● Listed entries
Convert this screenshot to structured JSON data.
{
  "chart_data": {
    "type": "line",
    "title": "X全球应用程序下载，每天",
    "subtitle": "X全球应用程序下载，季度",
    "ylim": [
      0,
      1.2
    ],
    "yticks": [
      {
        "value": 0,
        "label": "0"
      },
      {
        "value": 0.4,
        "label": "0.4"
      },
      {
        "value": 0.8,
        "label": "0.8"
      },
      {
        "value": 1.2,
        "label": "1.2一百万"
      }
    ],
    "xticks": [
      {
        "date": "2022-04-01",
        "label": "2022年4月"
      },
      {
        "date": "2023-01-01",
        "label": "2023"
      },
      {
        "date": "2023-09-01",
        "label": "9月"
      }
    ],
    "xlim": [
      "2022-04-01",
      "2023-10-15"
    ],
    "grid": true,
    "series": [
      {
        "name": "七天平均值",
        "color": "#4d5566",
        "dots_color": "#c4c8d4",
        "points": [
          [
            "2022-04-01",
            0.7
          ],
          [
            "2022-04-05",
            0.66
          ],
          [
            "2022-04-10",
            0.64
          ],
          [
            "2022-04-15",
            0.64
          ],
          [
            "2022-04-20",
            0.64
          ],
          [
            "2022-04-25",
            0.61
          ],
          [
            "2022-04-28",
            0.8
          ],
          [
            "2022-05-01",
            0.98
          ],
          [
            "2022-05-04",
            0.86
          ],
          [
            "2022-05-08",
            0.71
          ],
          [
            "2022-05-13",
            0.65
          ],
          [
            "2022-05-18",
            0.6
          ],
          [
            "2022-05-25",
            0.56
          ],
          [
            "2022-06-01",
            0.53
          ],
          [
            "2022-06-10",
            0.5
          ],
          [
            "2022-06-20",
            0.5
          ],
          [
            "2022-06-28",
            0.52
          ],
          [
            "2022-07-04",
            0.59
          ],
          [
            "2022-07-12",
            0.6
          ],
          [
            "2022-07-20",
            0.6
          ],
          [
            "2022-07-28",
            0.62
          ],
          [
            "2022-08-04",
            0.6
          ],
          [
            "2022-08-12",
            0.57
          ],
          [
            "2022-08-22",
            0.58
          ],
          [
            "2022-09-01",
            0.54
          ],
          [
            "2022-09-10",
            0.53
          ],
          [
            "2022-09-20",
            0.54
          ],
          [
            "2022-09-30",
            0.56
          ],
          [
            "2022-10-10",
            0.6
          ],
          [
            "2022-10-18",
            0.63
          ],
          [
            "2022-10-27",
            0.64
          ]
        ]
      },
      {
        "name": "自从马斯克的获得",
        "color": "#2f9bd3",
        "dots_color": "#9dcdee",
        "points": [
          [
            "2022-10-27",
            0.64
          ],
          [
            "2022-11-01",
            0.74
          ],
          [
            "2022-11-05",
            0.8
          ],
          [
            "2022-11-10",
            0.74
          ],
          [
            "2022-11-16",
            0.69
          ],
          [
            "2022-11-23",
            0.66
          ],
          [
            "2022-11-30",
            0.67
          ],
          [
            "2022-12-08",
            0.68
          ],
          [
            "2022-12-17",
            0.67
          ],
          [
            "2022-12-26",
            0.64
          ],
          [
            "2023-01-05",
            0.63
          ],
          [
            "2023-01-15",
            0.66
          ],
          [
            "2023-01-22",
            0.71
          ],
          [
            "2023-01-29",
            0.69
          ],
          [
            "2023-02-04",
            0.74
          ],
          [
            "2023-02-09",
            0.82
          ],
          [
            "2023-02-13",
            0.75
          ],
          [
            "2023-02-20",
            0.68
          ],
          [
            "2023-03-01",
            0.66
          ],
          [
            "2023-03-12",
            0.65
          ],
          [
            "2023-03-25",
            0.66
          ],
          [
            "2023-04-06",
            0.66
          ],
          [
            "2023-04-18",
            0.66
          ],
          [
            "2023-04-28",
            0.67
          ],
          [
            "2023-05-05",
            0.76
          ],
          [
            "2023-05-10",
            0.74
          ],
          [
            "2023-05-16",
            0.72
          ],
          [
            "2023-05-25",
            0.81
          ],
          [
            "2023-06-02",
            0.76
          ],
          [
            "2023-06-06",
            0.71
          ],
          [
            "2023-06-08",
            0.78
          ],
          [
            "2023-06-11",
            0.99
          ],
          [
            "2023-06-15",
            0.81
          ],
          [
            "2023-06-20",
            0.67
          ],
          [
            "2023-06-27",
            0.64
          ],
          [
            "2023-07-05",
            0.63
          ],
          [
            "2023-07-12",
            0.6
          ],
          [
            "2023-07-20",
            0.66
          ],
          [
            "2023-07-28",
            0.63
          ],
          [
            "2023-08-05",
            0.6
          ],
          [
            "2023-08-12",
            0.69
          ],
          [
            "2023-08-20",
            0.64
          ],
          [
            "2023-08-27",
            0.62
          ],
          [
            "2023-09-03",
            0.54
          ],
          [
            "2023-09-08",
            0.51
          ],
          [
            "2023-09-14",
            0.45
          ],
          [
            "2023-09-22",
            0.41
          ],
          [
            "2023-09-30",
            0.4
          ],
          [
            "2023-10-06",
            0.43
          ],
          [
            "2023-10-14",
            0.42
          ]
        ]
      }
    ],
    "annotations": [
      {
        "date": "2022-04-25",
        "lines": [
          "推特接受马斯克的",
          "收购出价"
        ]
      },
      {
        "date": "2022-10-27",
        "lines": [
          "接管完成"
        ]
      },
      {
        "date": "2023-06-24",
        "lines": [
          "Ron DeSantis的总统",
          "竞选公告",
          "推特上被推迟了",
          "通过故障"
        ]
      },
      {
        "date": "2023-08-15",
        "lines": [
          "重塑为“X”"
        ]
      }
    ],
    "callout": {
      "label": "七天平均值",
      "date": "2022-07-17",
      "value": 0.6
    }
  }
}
--
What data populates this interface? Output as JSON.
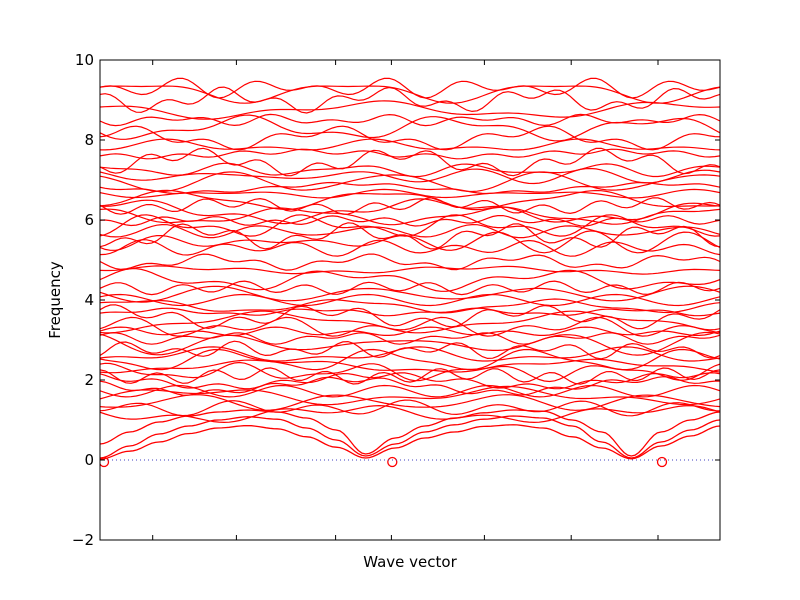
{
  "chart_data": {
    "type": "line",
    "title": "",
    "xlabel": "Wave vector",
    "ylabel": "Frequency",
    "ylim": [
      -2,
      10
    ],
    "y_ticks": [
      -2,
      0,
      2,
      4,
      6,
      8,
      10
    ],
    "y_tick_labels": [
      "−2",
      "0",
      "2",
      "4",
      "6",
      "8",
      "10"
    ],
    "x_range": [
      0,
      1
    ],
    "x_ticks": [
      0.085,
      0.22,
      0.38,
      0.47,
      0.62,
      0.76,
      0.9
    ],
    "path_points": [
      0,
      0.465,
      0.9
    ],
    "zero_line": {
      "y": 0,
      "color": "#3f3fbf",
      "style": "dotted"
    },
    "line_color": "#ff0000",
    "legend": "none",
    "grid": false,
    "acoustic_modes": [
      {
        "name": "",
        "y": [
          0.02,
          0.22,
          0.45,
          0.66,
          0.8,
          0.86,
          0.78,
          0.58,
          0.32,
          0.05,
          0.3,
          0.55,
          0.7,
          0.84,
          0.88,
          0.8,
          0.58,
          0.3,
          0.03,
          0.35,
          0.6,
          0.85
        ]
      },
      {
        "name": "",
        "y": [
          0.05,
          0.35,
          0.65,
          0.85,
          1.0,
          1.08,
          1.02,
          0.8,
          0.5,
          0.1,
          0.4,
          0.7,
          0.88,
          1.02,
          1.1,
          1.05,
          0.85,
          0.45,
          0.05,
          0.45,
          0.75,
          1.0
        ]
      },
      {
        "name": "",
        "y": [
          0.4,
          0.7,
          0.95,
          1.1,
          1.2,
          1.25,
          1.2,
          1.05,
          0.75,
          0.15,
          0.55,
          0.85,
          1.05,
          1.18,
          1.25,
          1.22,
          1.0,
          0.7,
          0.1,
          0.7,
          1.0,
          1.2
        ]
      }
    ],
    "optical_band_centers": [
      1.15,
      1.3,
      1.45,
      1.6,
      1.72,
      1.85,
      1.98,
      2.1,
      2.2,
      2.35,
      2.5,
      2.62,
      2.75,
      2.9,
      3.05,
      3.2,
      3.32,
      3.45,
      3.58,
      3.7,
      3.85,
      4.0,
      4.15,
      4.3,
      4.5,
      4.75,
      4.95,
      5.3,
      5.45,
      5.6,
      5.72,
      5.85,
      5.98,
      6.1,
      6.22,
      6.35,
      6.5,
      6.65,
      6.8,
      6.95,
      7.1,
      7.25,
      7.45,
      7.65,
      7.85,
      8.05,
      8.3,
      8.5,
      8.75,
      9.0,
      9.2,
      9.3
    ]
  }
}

● Task description
Count every line in the listing above that holds "date", then report only the count.

● Worked answer
8